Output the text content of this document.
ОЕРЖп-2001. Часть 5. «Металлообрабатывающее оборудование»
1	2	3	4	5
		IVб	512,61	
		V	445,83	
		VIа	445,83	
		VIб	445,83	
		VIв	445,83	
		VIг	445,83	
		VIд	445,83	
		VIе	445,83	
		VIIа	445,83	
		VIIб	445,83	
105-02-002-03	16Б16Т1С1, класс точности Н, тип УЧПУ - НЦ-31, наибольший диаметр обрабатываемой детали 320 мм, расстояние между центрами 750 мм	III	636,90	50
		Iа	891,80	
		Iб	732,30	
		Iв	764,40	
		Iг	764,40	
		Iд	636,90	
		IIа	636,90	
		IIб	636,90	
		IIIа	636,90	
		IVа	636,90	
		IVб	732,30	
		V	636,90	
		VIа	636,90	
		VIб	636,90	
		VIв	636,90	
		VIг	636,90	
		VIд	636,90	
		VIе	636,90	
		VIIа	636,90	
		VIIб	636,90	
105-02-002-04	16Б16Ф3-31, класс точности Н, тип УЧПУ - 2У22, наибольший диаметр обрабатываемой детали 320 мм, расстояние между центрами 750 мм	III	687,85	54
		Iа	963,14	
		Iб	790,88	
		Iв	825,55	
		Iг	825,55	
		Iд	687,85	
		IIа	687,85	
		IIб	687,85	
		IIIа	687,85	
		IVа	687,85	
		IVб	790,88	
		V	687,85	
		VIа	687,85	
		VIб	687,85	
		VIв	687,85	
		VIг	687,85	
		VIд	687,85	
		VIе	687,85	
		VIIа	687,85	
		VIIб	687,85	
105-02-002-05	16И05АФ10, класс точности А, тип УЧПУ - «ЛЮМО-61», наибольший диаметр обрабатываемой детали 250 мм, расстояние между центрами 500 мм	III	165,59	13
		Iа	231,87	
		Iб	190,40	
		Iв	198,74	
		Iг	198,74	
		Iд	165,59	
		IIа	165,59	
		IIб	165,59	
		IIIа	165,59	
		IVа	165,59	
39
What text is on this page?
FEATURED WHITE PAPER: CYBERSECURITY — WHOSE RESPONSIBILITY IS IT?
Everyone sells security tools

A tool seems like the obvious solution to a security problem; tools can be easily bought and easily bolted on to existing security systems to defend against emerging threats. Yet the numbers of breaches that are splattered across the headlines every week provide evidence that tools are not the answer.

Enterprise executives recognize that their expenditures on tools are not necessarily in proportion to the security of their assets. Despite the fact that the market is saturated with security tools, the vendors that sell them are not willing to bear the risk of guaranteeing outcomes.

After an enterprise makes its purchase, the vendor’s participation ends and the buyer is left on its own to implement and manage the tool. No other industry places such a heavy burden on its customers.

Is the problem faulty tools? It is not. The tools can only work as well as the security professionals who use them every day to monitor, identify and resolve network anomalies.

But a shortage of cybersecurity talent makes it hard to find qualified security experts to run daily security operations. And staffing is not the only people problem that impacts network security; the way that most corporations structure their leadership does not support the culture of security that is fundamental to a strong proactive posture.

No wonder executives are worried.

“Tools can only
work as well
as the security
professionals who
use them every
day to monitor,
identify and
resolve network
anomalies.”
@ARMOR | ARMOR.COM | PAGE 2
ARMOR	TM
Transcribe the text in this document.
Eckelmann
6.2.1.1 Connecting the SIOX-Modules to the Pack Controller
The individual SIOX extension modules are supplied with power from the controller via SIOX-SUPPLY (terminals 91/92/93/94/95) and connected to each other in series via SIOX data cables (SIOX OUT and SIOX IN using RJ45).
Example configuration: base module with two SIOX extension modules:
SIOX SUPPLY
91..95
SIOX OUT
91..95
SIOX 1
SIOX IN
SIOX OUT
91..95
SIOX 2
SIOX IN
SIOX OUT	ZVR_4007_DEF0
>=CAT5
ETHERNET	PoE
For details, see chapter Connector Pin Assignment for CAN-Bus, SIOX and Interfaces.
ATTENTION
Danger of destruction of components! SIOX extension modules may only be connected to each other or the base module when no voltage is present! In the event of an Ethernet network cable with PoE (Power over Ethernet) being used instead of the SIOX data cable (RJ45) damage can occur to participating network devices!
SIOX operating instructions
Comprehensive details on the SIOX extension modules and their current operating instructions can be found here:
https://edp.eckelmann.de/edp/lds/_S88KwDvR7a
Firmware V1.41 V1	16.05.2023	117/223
* * * *
**Task to carry out**
Extract the complete listing verbatim.

**Task output**
Output the text content of this document.
ОЕРЖп-2001. Часть 5. «Металлообрабатывающее оборудование»
1	2	3	4	5
		IVб	512,61	
		V	445,83	
		VIа	445,83	
		VIб	445,83	
		VIв	445,83	
		VIг	445,83	
		VIд	445,83	
		VIе	445,83	
		VIIа	445,83	
		VIIб	445,83	
105-02-002-03	16Б16Т1С1, класс точности Н, тип УЧПУ - НЦ-31, наибольший диаметр обрабатываемой детали 320 мм, расстояние между центрами 750 мм	III	636,90	50
		Iа	891,80	
		Iб	732,30	
		Iв	764,40	
		Iг	764,40	
		Iд	636,90	
		IIа	636,90	
		IIб	636,90	
		IIIа	636,90	
		IVа	636,90	
		IVб	732,30	
		V	636,90	
		VIа	636,90	
		VIб	636,90	
		VIв	636,90	
		VIг	636,90	
		VIд	636,90	
		VIе	636,90	
		VIIа	636,90	
		VIIб	636,90	
105-02-002-04	16Б16Ф3-31, класс точности Н, тип УЧПУ - 2У22, наибольший диаметр обрабатываемой детали 320 мм, расстояние между центрами 750 мм	III	687,85	54
		Iа	963,14	
		Iб	790,88	
		Iв	825,55	
		Iг	825,55	
		Iд	687,85	
		IIа	687,85	
		IIб	687,85	
		IIIа	687,85	
		IVа	687,85	
		IVб	790,88	
		V	687,85	
		VIа	687,85	
		VIб	687,85	
		VIв	687,85	
		VIг	687,85	
		VIд	687,85	
		VIе	687,85	
		VIIа	687,85	
		VIIб	687,85	
105-02-002-05	16И05АФ10, класс точности А, тип УЧПУ - «ЛЮМО-61», наибольший диаметр обрабатываемой детали 250 мм, расстояние между центрами 500 мм	III	165,59	13
		Iа	231,87	
		Iб	190,40	
		Iв	198,74	
		Iг	198,74	
		Iд	165,59	
		IIа	165,59	
		IIб	165,59	
		IIIа	165,59	
		IVа	165,59	
39
What text is on this page?
FEATURED WHITE PAPER: CYBERSECURITY — WHOSE RESPONSIBILITY IS IT?
Everyone sells security tools

A tool seems like the obvious solution to a security problem; tools can be easily bought and easily bolted on to existing security systems to defend against emerging threats. Yet the numbers of breaches that are splattered across the headlines every week provide evidence that tools are not the answer.

Enterprise executives recognize that their expenditures on tools are not necessarily in proportion to the security of their assets. Despite the fact that the market is saturated with security tools, the vendors that sell them are not willing to bear the risk of guaranteeing outcomes.

After an enterprise makes its purchase, the vendor’s participation ends and the buyer is left on its own to implement and manage the tool. No other industry places such a heavy burden on its customers.

Is the problem faulty tools? It is not. The tools can only work as well as the security professionals who use them every day to monitor, identify and resolve network anomalies.

But a shortage of cybersecurity talent makes it hard to find qualified security experts to run daily security operations. And staffing is not the only people problem that impacts network security; the way that most corporations structure their leadership does not support the culture of security that is fundamental to a strong proactive posture.

No wonder executives are worried.

“Tools can only
work as well
as the security
professionals who
use them every
day to monitor,
identify and
resolve network
anomalies.”
@ARMOR | ARMOR.COM | PAGE 2
ARMOR	TM
Transcribe the text in this document.
Eckelmann
6.2.1.1 Connecting the SIOX-Modules to the Pack Controller
The individual SIOX extension modules are supplied with power from the controller via SIOX-SUPPLY (terminals 91/92/93/94/95) and connected to each other in series via SIOX data cables (SIOX OUT and SIOX IN using RJ45).
Example configuration: base module with two SIOX extension modules:
SIOX SUPPLY
91..95
SIOX OUT
91..95
SIOX 1
SIOX IN
SIOX OUT
91..95
SIOX 2
SIOX IN
SIOX OUT	ZVR_4007_DEF0
>=CAT5
ETHERNET	PoE
For details, see chapter Connector Pin Assignment for CAN-Bus, SIOX and Interfaces.
ATTENTION
Danger of destruction of components! SIOX extension modules may only be connected to each other or the base module when no voltage is present! In the event of an Ethernet network cable with PoE (Power over Ethernet) being used instead of the SIOX data cable (RJ45) damage can occur to participating network devices!
SIOX operating instructions
Comprehensive details on the SIOX extension modules and their current operating instructions can be found here:
https://edp.eckelmann.de/edp/lds/_S88KwDvR7a
Firmware V1.41 V1	16.05.2023	117/223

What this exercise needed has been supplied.